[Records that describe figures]
________

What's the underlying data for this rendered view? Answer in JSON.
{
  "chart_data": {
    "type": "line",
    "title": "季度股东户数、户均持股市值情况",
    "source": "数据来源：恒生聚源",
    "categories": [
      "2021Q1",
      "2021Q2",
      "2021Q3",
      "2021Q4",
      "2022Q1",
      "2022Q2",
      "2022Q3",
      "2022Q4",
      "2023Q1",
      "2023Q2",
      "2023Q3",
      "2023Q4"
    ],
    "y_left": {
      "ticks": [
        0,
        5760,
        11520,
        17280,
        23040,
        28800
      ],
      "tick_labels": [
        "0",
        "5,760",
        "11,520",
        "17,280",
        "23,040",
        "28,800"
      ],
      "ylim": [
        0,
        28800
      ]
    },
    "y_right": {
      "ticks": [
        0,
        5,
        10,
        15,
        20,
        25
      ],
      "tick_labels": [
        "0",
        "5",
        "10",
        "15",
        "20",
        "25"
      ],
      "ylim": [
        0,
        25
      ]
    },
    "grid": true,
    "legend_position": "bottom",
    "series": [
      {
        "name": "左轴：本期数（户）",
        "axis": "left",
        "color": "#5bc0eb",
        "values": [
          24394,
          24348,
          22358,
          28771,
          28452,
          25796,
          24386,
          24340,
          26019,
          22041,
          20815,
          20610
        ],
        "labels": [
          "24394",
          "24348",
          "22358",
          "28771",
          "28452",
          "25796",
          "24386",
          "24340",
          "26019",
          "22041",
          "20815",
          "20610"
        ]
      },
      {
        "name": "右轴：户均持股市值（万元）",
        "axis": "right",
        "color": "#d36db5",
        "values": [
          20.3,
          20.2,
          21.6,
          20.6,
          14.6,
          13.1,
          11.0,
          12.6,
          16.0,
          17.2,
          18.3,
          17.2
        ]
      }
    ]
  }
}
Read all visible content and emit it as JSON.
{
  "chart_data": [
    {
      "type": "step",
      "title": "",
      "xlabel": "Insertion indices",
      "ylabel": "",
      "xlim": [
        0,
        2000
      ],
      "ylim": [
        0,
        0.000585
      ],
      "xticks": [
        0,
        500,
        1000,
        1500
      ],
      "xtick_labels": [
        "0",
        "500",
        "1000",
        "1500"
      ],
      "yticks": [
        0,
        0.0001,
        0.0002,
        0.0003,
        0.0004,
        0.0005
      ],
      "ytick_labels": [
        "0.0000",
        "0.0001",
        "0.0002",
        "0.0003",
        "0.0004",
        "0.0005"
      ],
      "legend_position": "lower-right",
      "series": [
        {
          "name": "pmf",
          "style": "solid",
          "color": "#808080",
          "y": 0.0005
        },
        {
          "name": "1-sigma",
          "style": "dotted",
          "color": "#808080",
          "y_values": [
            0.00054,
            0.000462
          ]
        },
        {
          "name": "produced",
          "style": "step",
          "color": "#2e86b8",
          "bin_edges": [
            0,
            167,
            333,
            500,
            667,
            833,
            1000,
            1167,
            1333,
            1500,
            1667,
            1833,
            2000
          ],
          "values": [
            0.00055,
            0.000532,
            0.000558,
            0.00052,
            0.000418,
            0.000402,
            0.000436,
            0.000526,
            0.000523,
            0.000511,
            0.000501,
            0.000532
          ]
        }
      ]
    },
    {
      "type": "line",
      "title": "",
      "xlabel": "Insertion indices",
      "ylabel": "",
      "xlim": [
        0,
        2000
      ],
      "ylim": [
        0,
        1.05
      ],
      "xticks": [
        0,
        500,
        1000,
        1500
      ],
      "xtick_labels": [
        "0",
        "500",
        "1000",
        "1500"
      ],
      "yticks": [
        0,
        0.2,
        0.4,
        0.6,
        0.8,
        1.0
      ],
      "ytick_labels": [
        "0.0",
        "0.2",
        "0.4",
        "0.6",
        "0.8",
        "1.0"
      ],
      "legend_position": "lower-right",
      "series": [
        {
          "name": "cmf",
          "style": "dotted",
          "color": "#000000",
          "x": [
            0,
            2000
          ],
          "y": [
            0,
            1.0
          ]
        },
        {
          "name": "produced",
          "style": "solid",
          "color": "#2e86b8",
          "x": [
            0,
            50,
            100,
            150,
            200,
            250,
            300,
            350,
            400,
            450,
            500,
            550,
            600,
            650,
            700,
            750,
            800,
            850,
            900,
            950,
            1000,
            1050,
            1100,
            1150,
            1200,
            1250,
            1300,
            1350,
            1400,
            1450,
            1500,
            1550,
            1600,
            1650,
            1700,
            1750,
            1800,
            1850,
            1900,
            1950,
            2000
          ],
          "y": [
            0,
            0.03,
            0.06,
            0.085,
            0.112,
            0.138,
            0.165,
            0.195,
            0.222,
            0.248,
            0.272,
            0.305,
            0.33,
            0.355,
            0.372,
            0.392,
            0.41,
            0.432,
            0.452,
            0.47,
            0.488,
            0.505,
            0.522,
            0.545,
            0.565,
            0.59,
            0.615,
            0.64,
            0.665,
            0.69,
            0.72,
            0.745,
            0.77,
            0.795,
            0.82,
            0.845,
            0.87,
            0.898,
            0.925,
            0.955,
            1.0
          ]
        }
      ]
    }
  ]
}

________

What is being asked:
Copy every record above exactly as it appears.

Complete response:
What's the underlying data for this rendered view? Answer in JSON.
{
  "chart_data": {
    "type": "line",
    "title": "季度股东户数、户均持股市值情况",
    "source": "数据来源：恒生聚源",
    "categories": [
      "2021Q1",
      "2021Q2",
      "2021Q3",
      "2021Q4",
      "2022Q1",
      "2022Q2",
      "2022Q3",
      "2022Q4",
      "2023Q1",
      "2023Q2",
      "2023Q3",
      "2023Q4"
    ],
    "y_left": {
      "ticks": [
        0,
        5760,
        11520,
        17280,
        23040,
        28800
      ],
      "tick_labels": [
        "0",
        "5,760",
        "11,520",
        "17,280",
        "23,040",
        "28,800"
      ],
      "ylim": [
        0,
        28800
      ]
    },
    "y_right": {
      "ticks": [
        0,
        5,
        10,
        15,
        20,
        25
      ],
      "tick_labels": [
        "0",
        "5",
        "10",
        "15",
        "20",
        "25"
      ],
      "ylim": [
        0,
        25
      ]
    },
    "grid": true,
    "legend_position": "bottom",
    "series": [
      {
        "name": "左轴：本期数（户）",
        "axis": "left",
        "color": "#5bc0eb",
        "values": [
          24394,
          24348,
          22358,
          28771,
          28452,
          25796,
          24386,
          24340,
          26019,
          22041,
          20815,
          20610
        ],
        "labels": [
          "24394",
          "24348",
          "22358",
          "28771",
          "28452",
          "25796",
          "24386",
          "24340",
          "26019",
          "22041",
          "20815",
          "20610"
        ]
      },
      {
        "name": "右轴：户均持股市值（万元）",
        "axis": "right",
        "color": "#d36db5",
        "values": [
          20.3,
          20.2,
          21.6,
          20.6,
          14.6,
          13.1,
          11.0,
          12.6,
          16.0,
          17.2,
          18.3,
          17.2
        ]
      }
    ]
  }
}
Read all visible content and emit it as JSON.
{
  "chart_data": [
    {
      "type": "step",
      "title": "",
      "xlabel": "Insertion indices",
      "ylabel": "",
      "xlim": [
        0,
        2000
      ],
      "ylim": [
        0,
        0.000585
      ],
      "xticks": [
        0,
        500,
        1000,
        1500
      ],
      "xtick_labels": [
        "0",
        "500",
        "1000",
        "1500"
      ],
      "yticks": [
        0,
        0.0001,
        0.0002,
        0.0003,
        0.0004,
        0.0005
      ],
      "ytick_labels": [
        "0.0000",
        "0.0001",
        "0.0002",
        "0.0003",
        "0.0004",
        "0.0005"
      ],
      "legend_position": "lower-right",
      "series": [
        {
          "name": "pmf",
          "style": "solid",
          "color": "#808080",
          "y": 0.0005
        },
        {
          "name": "1-sigma",
          "style": "dotted",
          "color": "#808080",
          "y_values": [
            0.00054,
            0.000462
          ]
        },
        {
          "name": "produced",
          "style": "step",
          "color": "#2e86b8",
          "bin_edges": [
            0,
            167,
            333,
            500,
            667,
            833,
            1000,
            1167,
            1333,
            1500,
            1667,
            1833,
            2000
          ],
          "values": [
            0.00055,
            0.000532,
            0.000558,
            0.00052,
            0.000418,
            0.000402,
            0.000436,
            0.000526,
            0.000523,
            0.000511,
            0.000501,
            0.000532
          ]
        }
      ]
    },
    {
      "type": "line",
      "title": "",
      "xlabel": "Insertion indices",
      "ylabel": "",
      "xlim": [
        0,
        2000
      ],
      "ylim": [
        0,
        1.05
      ],
      "xticks": [
        0,
        500,
        1000,
        1500
      ],
      "xtick_labels": [
        "0",
        "500",
        "1000",
        "1500"
      ],
      "yticks": [
        0,
        0.2,
        0.4,
        0.6,
        0.8,
        1.0
      ],
      "ytick_labels": [
        "0.0",
        "0.2",
        "0.4",
        "0.6",
        "0.8",
        "1.0"
      ],
      "legend_position": "lower-right",
      "series": [
        {
          "name": "cmf",
          "style": "dotted",
          "color": "#000000",
          "x": [
            0,
            2000
          ],
          "y": [
            0,
            1.0
          ]
        },
        {
          "name": "produced",
          "style": "solid",
          "color": "#2e86b8",
          "x": [
            0,
            50,
            100,
            150,
            200,
            250,
            300,
            350,
            400,
            450,
            500,
            550,
            600,
            650,
            700,
            750,
            800,
            850,
            900,
            950,
            1000,
            1050,
            1100,
            1150,
            1200,
            1250,
            1300,
            1350,
            1400,
            1450,
            1500,
            1550,
            1600,
            1650,
            1700,
            1750,
            1800,
            1850,
            1900,
            1950,
            2000
          ],
          "y": [
            0,
            0.03,
            0.06,
            0.085,
            0.112,
            0.138,
            0.165,
            0.195,
            0.222,
            0.248,
            0.272,
            0.305,
            0.33,
            0.355,
            0.372,
            0.392,
            0.41,
            0.432,
            0.452,
            0.47,
            0.488,
            0.505,
            0.522,
            0.545,
            0.565,
            0.59,
            0.615,
            0.64,
            0.665,
            0.69,
            0.72,
            0.745,
            0.77,
            0.795,
            0.82,
            0.845,
            0.87,
            0.898,
            0.925,
            0.955,
            1.0
          ]
        }
      ]
    }
  ]
}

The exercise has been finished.